> _The problem_:
Skip the images and return the records below exactly.

#####

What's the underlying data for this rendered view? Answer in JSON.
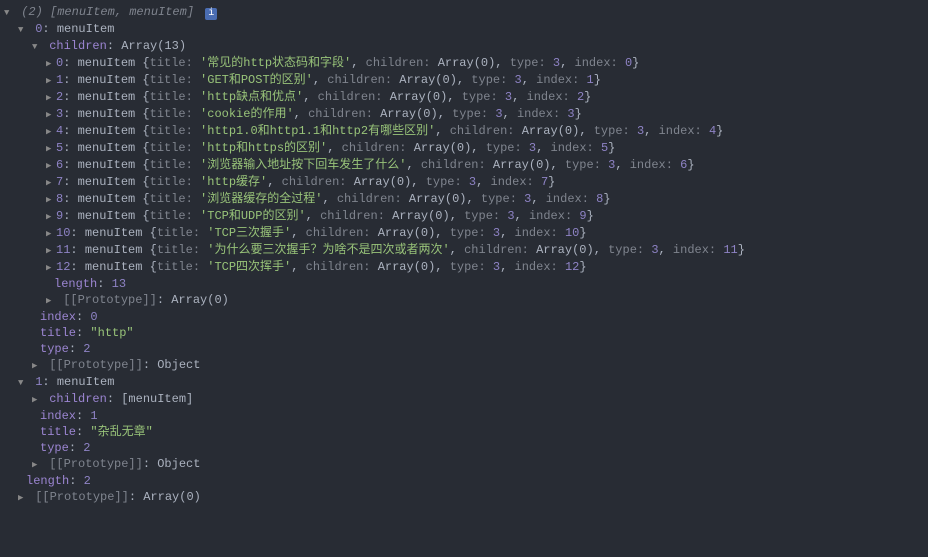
{
  "header": {
    "count": "(2)",
    "summary": "[menuItem, menuItem]",
    "info_glyph": "i"
  },
  "item0": {
    "idx": "0",
    "cls": "menuItem",
    "children_label": "children",
    "children_type": "Array(13)",
    "rows": [
      {
        "idx": "0",
        "title": "常见的http状态码和字段",
        "children": "Array(0)",
        "type": "3",
        "index": "0"
      },
      {
        "idx": "1",
        "title": "GET和POST的区别",
        "children": "Array(0)",
        "type": "3",
        "index": "1"
      },
      {
        "idx": "2",
        "title": "http缺点和优点",
        "children": "Array(0)",
        "type": "3",
        "index": "2"
      },
      {
        "idx": "3",
        "title": "cookie的作用",
        "children": "Array(0)",
        "type": "3",
        "index": "3"
      },
      {
        "idx": "4",
        "title": "http1.0和http1.1和http2有哪些区别",
        "children": "Array(0)",
        "type": "3",
        "index": "4"
      },
      {
        "idx": "5",
        "title": "http和https的区别",
        "children": "Array(0)",
        "type": "3",
        "index": "5"
      },
      {
        "idx": "6",
        "title": "浏览器输入地址按下回车发生了什么",
        "children": "Array(0)",
        "type": "3",
        "index": "6"
      },
      {
        "idx": "7",
        "title": "http缓存",
        "children": "Array(0)",
        "type": "3",
        "index": "7"
      },
      {
        "idx": "8",
        "title": "浏览器缓存的全过程",
        "children": "Array(0)",
        "type": "3",
        "index": "8"
      },
      {
        "idx": "9",
        "title": "TCP和UDP的区别",
        "children": "Array(0)",
        "type": "3",
        "index": "9"
      },
      {
        "idx": "10",
        "title": "TCP三次握手",
        "children": "Array(0)",
        "type": "3",
        "index": "10"
      },
      {
        "idx": "11",
        "title": "为什么要三次握手？为啥不是四次或者两次",
        "children": "Array(0)",
        "type": "3",
        "index": "11"
      },
      {
        "idx": "12",
        "title": "TCP四次挥手",
        "children": "Array(0)",
        "type": "3",
        "index": "12"
      }
    ],
    "length_label": "length",
    "length_value": "13",
    "proto_label": "[[Prototype]]",
    "proto_value": "Array(0)",
    "index_label": "index",
    "index_value": "0",
    "title_label": "title",
    "title_value": "\"http\"",
    "type_label": "type",
    "type_value": "2",
    "objproto_value": "Object"
  },
  "item1": {
    "idx": "1",
    "cls": "menuItem",
    "children_label": "children",
    "children_summary": "[menuItem]",
    "index_label": "index",
    "index_value": "1",
    "title_label": "title",
    "title_value": "\"杂乱无章\"",
    "type_label": "type",
    "type_value": "2",
    "proto_label": "[[Prototype]]",
    "proto_value": "Object"
  },
  "footer": {
    "length_label": "length",
    "length_value": "2",
    "proto_label": "[[Prototype]]",
    "proto_value": "Array(0)"
  },
  "labels": {
    "cls": "menuItem",
    "title": "title",
    "children": "children",
    "type": "type",
    "index": "index"
  }
}
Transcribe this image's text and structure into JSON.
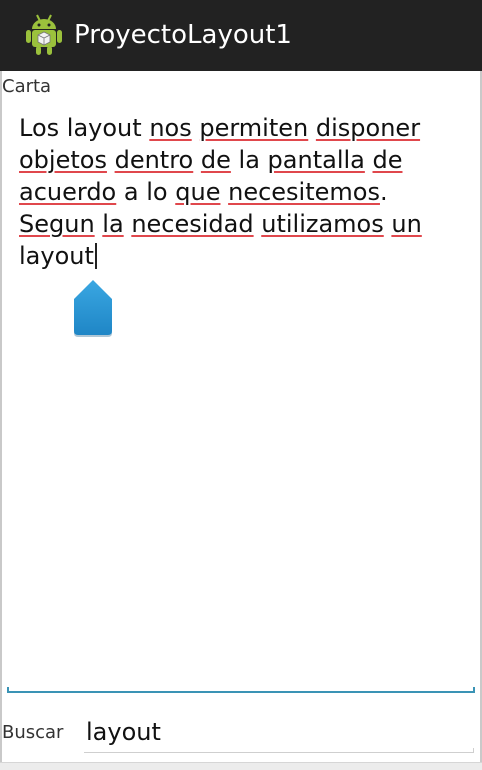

#####

> _Task output_:
What's the underlying data for this rendered view? Answer in JSON.
{
  "header": {
    "count": "(2)",
    "summary": "[menuItem, menuItem]",
    "info_glyph": "i"
  },
  "item0": {
    "idx": "0",
    "cls": "menuItem",
    "children_label": "children",
    "children_type": "Array(13)",
    "rows": [
      {
        "idx": "0",
        "title": "常见的http状态码和字段",
        "children": "Array(0)",
        "type": "3",
        "index": "0"
      },
      {
        "idx": "1",
        "title": "GET和POST的区别",
        "children": "Array(0)",
        "type": "3",
        "index": "1"
      },
      {
        "idx": "2",
        "title": "http缺点和优点",
        "children": "Array(0)",
        "type": "3",
        "index": "2"
      },
      {
        "idx": "3",
        "title": "cookie的作用",
        "children": "Array(0)",
        "type": "3",
        "index": "3"
      },
      {
        "idx": "4",
        "title": "http1.0和http1.1和http2有哪些区别",
        "children": "Array(0)",
        "type": "3",
        "index": "4"
      },
      {
        "idx": "5",
        "title": "http和https的区别",
        "children": "Array(0)",
        "type": "3",
        "index": "5"
      },
      {
        "idx": "6",
        "title": "浏览器输入地址按下回车发生了什么",
        "children": "Array(0)",
        "type": "3",
        "index": "6"
      },
      {
        "idx": "7",
        "title": "http缓存",
        "children": "Array(0)",
        "type": "3",
        "index": "7"
      },
      {
        "idx": "8",
        "title": "浏览器缓存的全过程",
        "children": "Array(0)",
        "type": "3",
        "index": "8"
      },
      {
        "idx": "9",
        "title": "TCP和UDP的区别",
        "children": "Array(0)",
        "type": "3",
        "index": "9"
      },
      {
        "idx": "10",
        "title": "TCP三次握手",
        "children": "Array(0)",
        "type": "3",
        "index": "10"
      },
      {
        "idx": "11",
        "title": "为什么要三次握手？为啥不是四次或者两次",
        "children": "Array(0)",
        "type": "3",
        "index": "11"
      },
      {
        "idx": "12",
        "title": "TCP四次挥手",
        "children": "Array(0)",
        "type": "3",
        "index": "12"
      }
    ],
    "length_label": "length",
    "length_value": "13",
    "proto_label": "[[Prototype]]",
    "proto_value": "Array(0)",
    "index_label": "index",
    "index_value": "0",
    "title_label": "title",
    "title_value": "\"http\"",
    "type_label": "type",
    "type_value": "2",
    "objproto_value": "Object"
  },
  "item1": {
    "idx": "1",
    "cls": "menuItem",
    "children_label": "children",
    "children_summary": "[menuItem]",
    "index_label": "index",
    "index_value": "1",
    "title_label": "title",
    "title_value": "\"杂乱无章\"",
    "type_label": "type",
    "type_value": "2",
    "proto_label": "[[Prototype]]",
    "proto_value": "Object"
  },
  "footer": {
    "length_label": "length",
    "length_value": "2",
    "proto_label": "[[Prototype]]",
    "proto_value": "Array(0)"
  },
  "labels": {
    "cls": "menuItem",
    "title": "title",
    "children": "children",
    "type": "type",
    "index": "index"
  }
}
Transcribe this image's text and structure into JSON.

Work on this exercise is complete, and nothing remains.